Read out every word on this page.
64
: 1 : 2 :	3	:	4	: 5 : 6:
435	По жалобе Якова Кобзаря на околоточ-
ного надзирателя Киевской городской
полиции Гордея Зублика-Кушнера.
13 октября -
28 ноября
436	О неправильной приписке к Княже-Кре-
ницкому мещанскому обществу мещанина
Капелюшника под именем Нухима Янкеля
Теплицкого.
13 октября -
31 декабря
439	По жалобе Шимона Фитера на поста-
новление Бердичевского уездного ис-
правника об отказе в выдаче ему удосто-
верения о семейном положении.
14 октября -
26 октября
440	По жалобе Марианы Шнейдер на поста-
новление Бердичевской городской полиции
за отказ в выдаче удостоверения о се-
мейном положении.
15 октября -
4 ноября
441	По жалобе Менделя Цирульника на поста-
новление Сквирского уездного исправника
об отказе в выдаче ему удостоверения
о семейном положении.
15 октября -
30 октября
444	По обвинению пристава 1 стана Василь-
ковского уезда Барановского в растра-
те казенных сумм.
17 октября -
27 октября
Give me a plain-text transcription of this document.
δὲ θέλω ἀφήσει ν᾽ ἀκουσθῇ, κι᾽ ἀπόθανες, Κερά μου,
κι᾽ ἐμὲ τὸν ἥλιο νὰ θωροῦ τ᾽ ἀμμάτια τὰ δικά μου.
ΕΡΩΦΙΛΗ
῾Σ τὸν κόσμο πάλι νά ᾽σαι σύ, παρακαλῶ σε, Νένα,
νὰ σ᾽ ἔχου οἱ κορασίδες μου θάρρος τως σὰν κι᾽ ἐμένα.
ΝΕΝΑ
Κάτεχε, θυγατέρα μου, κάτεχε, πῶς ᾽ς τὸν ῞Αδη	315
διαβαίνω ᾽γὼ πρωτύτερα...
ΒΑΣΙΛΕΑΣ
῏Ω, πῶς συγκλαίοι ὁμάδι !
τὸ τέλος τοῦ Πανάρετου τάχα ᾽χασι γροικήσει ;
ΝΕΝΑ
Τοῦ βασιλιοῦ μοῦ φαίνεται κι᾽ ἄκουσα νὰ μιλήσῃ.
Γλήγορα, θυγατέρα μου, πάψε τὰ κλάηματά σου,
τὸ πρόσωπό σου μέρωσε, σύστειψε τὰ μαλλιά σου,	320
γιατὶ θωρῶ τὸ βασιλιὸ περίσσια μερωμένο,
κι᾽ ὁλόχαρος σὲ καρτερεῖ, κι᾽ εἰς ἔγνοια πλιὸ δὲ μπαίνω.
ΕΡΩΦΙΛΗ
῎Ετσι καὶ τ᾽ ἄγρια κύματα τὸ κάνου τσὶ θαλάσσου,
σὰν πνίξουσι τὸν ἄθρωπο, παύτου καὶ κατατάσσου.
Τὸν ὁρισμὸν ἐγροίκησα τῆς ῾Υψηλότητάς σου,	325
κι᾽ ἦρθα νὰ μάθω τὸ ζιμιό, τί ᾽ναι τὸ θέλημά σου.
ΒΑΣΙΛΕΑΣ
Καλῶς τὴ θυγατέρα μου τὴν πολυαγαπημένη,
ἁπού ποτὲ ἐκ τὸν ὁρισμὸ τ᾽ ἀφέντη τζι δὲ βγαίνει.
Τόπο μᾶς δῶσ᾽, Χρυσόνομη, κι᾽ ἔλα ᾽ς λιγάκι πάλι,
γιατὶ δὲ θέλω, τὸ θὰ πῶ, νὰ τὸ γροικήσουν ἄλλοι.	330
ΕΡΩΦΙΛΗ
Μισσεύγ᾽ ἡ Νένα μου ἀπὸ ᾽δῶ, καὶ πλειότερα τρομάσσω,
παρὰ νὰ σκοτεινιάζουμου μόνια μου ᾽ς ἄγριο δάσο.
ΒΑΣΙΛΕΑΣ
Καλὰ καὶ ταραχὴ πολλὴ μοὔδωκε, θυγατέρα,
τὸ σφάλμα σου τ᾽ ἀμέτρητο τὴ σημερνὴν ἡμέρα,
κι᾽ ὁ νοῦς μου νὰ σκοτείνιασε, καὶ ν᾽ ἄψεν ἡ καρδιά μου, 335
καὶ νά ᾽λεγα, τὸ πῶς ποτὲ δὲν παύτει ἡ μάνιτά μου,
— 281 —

___

WRITTEN EXERCISE →
The records above should be restated word for word, please.

OUTPUT OF THE TASK →
Read out every word on this page.
64
: 1 : 2 :	3	:	4	: 5 : 6:
435	По жалобе Якова Кобзаря на околоточ-
ного надзирателя Киевской городской
полиции Гордея Зублика-Кушнера.
13 октября -
28 ноября
436	О неправильной приписке к Княже-Кре-
ницкому мещанскому обществу мещанина
Капелюшника под именем Нухима Янкеля
Теплицкого.
13 октября -
31 декабря
439	По жалобе Шимона Фитера на поста-
новление Бердичевского уездного ис-
правника об отказе в выдаче ему удосто-
верения о семейном положении.
14 октября -
26 октября
440	По жалобе Марианы Шнейдер на поста-
новление Бердичевской городской полиции
за отказ в выдаче удостоверения о се-
мейном положении.
15 октября -
4 ноября
441	По жалобе Менделя Цирульника на поста-
новление Сквирского уездного исправника
об отказе в выдаче ему удостоверения
о семейном положении.
15 октября -
30 октября
444	По обвинению пристава 1 стана Василь-
ковского уезда Барановского в растра-
те казенных сумм.
17 октября -
27 октября
Give me a plain-text transcription of this document.
δὲ θέλω ἀφήσει ν᾽ ἀκουσθῇ, κι᾽ ἀπόθανες, Κερά μου,
κι᾽ ἐμὲ τὸν ἥλιο νὰ θωροῦ τ᾽ ἀμμάτια τὰ δικά μου.
ΕΡΩΦΙΛΗ
῾Σ τὸν κόσμο πάλι νά ᾽σαι σύ, παρακαλῶ σε, Νένα,
νὰ σ᾽ ἔχου οἱ κορασίδες μου θάρρος τως σὰν κι᾽ ἐμένα.
ΝΕΝΑ
Κάτεχε, θυγατέρα μου, κάτεχε, πῶς ᾽ς τὸν ῞Αδη	315
διαβαίνω ᾽γὼ πρωτύτερα...
ΒΑΣΙΛΕΑΣ
῏Ω, πῶς συγκλαίοι ὁμάδι !
τὸ τέλος τοῦ Πανάρετου τάχα ᾽χασι γροικήσει ;
ΝΕΝΑ
Τοῦ βασιλιοῦ μοῦ φαίνεται κι᾽ ἄκουσα νὰ μιλήσῃ.
Γλήγορα, θυγατέρα μου, πάψε τὰ κλάηματά σου,
τὸ πρόσωπό σου μέρωσε, σύστειψε τὰ μαλλιά σου,	320
γιατὶ θωρῶ τὸ βασιλιὸ περίσσια μερωμένο,
κι᾽ ὁλόχαρος σὲ καρτερεῖ, κι᾽ εἰς ἔγνοια πλιὸ δὲ μπαίνω.
ΕΡΩΦΙΛΗ
῎Ετσι καὶ τ᾽ ἄγρια κύματα τὸ κάνου τσὶ θαλάσσου,
σὰν πνίξουσι τὸν ἄθρωπο, παύτου καὶ κατατάσσου.
Τὸν ὁρισμὸν ἐγροίκησα τῆς ῾Υψηλότητάς σου,	325
κι᾽ ἦρθα νὰ μάθω τὸ ζιμιό, τί ᾽ναι τὸ θέλημά σου.
ΒΑΣΙΛΕΑΣ
Καλῶς τὴ θυγατέρα μου τὴν πολυαγαπημένη,
ἁπού ποτὲ ἐκ τὸν ὁρισμὸ τ᾽ ἀφέντη τζι δὲ βγαίνει.
Τόπο μᾶς δῶσ᾽, Χρυσόνομη, κι᾽ ἔλα ᾽ς λιγάκι πάλι,
γιατὶ δὲ θέλω, τὸ θὰ πῶ, νὰ τὸ γροικήσουν ἄλλοι.	330
ΕΡΩΦΙΛΗ
Μισσεύγ᾽ ἡ Νένα μου ἀπὸ ᾽δῶ, καὶ πλειότερα τρομάσσω,
παρὰ νὰ σκοτεινιάζουμου μόνια μου ᾽ς ἄγριο δάσο.
ΒΑΣΙΛΕΑΣ
Καλὰ καὶ ταραχὴ πολλὴ μοὔδωκε, θυγατέρα,
τὸ σφάλμα σου τ᾽ ἀμέτρητο τὴ σημερνὴν ἡμέρα,
κι᾽ ὁ νοῦς μου νὰ σκοτείνιασε, καὶ ν᾽ ἄψεν ἡ καρδιά μου, 335
καὶ νά ᾽λεγα, τὸ πῶς ποτὲ δὲν παύτει ἡ μάνιτά μου,
— 281 —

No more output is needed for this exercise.